[Figure contents as structured data]
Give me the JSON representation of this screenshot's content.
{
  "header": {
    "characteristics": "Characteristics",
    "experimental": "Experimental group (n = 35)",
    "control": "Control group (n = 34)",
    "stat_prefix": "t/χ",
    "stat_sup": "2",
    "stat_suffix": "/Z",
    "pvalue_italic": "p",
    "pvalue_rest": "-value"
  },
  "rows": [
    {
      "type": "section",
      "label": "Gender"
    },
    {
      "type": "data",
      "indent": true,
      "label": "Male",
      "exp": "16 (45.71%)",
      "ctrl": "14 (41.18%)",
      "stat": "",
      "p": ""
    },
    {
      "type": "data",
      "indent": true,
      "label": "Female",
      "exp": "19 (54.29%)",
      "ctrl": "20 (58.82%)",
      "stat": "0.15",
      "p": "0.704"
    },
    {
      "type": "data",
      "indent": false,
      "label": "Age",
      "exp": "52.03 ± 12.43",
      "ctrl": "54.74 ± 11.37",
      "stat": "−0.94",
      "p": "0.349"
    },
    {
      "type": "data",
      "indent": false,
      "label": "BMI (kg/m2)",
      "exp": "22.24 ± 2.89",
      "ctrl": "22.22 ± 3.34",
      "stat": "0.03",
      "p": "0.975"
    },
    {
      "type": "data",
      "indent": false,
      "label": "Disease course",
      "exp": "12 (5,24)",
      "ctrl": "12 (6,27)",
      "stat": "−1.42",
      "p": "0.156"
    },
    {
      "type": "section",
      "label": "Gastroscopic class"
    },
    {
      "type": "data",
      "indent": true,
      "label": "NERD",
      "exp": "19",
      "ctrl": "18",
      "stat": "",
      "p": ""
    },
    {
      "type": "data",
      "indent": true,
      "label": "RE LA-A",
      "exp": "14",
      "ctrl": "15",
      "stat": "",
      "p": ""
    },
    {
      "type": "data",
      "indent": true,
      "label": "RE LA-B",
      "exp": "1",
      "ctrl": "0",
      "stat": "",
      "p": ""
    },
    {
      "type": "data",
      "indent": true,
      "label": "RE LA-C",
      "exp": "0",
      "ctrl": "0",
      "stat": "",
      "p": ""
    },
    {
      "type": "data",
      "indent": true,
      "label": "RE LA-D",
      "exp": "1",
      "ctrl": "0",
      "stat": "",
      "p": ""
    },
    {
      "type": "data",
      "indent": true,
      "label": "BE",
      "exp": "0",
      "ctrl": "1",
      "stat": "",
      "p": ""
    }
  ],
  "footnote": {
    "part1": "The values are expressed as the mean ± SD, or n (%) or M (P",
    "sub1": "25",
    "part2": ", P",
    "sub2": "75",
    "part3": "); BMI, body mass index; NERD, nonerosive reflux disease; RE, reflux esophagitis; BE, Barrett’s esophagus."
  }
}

-- What you should do --
Select and copy each line from the data that includes the word "group".

-- Worked solution --
    "experimental": "Experimental group (n = 35)",
    "control": "Control group (n = 34)",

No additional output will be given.